**** PASSAGE SHOWN

Given that, there are several options that will work well in a Windows
environment, especially considering you may not need very accurate
analog control (we're talking from the framework of the Velleman K8004
using analog speed control input here).

* If you only need a couple of speeds, you can have your output bits
drive reed relays, which would switch different analog input voltages
to the K8004. Each output bit from the printer port can directly
source current to drive a 500 ohm, 5V coil reed relay (be sure to get
ones with diodes across the coil). This is a good option if you only
need SLOW, MED, and HIGH speed, and one bit for shutdown.

* If you only have a few bits to spare and need a few more speeds, you
might want to consider using a 3-to-8 decoder IC, like a 74HC138 to
drive 8 reed relays (again, you should be able to directly source the
current to turn on the relays). 4-to-16 decoders also exist.

* Another option would be to have several bits driving a DAC. You
could also use a serial DAC IC, if you only have two bits to spare
(you'll need clock and data).

I'm also wondering if you might not be able to take advantage of some
of the I/O boards and other gadgets you probably have available,
instead of relying on the printer port. It's difficult to help when we
have to keep guessing here.

Feel free to post again with more information.

Go Illini!
Chris
 
W

Wildepad

I am planning on using this drill to
actuate a long acme thread from a car jack to create a simple linear
actuator. I need to however, use my PC to PWM the drill.

The others are far more qualified on the circuitry end of things, but
I'd like, if I may, to throw in my two cents on your project.

Long ago I built something similar but found several problems which
may or may not apply to your situation, most disconcerting of which is
that the screws and nuts lack precision -- even with a good stepper,
it was hard to repeatedly put the slider within 0.0625. With a DC
motor, starting at a slow speed while under load was always a problem.

Depending on how much travel you need, you might want to consider how
I handled it -- a trip to the local 'automotive recycling center'
(aka: junkyard). The electric motor and positioning unit from a power
seat was ideal -- high torque at low speeds, and surprisingly the rack
was far more precise than the jack screw. An added benefit in my case
was that the long drive cable (one of those that went the full width
of the bench seat) let me put the motor and electronics a considerable
distance from the working head. A rotary indicator on an otherwise
unused cable gave me reliable position feedback.

********
**** ENTRIES

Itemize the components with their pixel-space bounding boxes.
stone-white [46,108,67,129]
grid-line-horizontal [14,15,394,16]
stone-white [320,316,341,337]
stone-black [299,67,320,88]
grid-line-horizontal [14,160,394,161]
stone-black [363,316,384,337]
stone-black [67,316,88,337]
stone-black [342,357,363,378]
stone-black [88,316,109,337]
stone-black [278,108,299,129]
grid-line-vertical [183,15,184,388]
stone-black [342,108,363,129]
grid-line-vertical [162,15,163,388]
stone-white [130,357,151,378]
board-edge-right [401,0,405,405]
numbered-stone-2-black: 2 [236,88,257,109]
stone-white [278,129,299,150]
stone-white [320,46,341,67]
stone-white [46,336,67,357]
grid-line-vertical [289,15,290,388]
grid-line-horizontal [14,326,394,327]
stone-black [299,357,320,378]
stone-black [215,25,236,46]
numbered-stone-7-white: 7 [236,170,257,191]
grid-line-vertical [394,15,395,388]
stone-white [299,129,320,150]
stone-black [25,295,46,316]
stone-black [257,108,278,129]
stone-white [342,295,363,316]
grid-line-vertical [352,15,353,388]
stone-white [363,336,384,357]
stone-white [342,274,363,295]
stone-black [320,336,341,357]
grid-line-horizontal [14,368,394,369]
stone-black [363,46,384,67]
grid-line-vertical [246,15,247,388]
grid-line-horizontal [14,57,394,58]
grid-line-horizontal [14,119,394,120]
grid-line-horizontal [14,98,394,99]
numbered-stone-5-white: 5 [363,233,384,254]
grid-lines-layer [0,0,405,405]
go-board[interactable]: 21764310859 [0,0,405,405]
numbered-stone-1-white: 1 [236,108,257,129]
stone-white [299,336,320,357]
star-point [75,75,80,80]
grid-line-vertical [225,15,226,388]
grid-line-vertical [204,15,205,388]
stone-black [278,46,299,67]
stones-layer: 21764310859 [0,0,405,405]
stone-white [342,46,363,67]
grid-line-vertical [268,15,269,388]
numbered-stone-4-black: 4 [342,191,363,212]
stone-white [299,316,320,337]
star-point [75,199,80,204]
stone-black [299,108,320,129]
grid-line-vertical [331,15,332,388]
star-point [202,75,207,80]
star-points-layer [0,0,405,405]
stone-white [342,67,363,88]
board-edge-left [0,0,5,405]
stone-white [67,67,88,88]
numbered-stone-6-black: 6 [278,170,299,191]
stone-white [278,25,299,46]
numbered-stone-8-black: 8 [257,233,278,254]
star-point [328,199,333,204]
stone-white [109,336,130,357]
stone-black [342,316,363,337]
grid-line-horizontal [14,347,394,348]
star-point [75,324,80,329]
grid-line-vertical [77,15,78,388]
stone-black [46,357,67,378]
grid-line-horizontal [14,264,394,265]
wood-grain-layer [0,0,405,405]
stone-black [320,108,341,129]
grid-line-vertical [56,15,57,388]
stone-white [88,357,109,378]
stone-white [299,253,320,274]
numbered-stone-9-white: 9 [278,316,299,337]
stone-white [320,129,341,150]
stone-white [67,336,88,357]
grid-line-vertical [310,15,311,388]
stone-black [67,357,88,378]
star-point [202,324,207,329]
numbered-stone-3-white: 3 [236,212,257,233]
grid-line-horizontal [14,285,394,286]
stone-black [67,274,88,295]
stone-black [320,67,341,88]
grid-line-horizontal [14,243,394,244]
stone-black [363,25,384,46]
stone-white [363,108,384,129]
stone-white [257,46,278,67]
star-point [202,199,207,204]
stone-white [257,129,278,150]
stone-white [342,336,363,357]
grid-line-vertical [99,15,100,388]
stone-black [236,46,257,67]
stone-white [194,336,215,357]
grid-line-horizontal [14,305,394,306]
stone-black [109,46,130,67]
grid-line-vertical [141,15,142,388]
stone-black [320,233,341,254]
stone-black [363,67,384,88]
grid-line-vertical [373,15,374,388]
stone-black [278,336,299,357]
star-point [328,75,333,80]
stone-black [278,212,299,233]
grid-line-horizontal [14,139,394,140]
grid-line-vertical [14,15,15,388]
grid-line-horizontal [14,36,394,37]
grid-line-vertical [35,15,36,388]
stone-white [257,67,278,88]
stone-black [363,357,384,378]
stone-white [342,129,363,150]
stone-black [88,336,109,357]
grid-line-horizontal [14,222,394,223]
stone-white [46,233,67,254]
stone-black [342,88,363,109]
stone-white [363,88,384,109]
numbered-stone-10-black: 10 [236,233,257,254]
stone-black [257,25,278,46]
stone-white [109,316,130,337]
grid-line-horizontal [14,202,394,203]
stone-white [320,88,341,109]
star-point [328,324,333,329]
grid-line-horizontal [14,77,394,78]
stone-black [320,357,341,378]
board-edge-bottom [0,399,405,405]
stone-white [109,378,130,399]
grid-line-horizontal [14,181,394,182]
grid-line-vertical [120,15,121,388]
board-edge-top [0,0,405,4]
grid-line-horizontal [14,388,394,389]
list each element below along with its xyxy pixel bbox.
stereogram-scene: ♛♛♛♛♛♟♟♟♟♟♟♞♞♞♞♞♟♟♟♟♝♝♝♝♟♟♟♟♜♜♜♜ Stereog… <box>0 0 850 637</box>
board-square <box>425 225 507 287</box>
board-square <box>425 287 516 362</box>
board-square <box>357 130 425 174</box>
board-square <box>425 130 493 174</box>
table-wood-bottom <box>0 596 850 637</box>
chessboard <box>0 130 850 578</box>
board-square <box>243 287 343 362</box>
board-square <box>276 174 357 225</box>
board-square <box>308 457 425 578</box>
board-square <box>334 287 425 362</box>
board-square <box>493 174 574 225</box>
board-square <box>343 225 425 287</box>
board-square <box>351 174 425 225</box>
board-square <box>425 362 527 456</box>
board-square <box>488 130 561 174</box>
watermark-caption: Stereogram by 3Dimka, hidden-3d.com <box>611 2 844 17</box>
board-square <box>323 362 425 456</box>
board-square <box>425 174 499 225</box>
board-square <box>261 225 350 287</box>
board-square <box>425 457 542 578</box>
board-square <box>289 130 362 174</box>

********

_AIM 1_
In the discussion of driving a drill motor from a PC, which IC is given as an example of a 3-to-8 decoder for driving 8 reed relays?
_AIM 2_
Continue the discussion of driving a drill motor from a PC, starting after its last sentence.

_TASK ANSWER 1_
The 74HC138.

_TASK ANSWER 2_
I'm afraid I wimped out on the control circuit -- my PC controlled a
small stepper motor that turned the knob on a switch taken from a
variable-speed tool. :)
--
 
Simply a question on the above power suply, why are my resistors
getting so hot? Im using two 1 ohm 5 watt resistors in parallel in
order to achieve the .5 ohm that you suggested, chris. Also, im only
using 6800 pf capacitor because that is the largest i could find.
Thirdly, I could only find a 25.2 V transformer, but im using the CT
wire to achieve the 12.6 V. Im sure one of my substitutions is causing
the hot resistors. Any help?

Thanks, Lucas
 
C

Chris

Simply a question on the above power suply, why are my resistors
getting so hot? Im using two 1 ohm 5 watt resistors in parallel in
order to achieve the .5 ohm that you suggested, chris. Also, im only
using 6800 pf capacitor because that is the largest i could find.
Thirdly, I could only find a 25.2 V transformer, but im using the CT
wire to achieve the 12.6 V. Im sure one of my substitutions is causing
the hot resistors. Any help?

Thanks, Lucas

Hi, Lucas. Power resistors are supposed to run hot -- much hotter than
transistors. It's a little shocking the first time you touch a hot
power resistor. You can run a power resistor at its rated wattage and
get a first degree burn and a blister from momentarily touching it.
But the suggested wattage was based on the assumption that your motor
is using less than 3 amps. Measure the resistors, measure your
voltages, measure the current. Use Ohm's Law to work it out, it's
simple. Trust your calculator.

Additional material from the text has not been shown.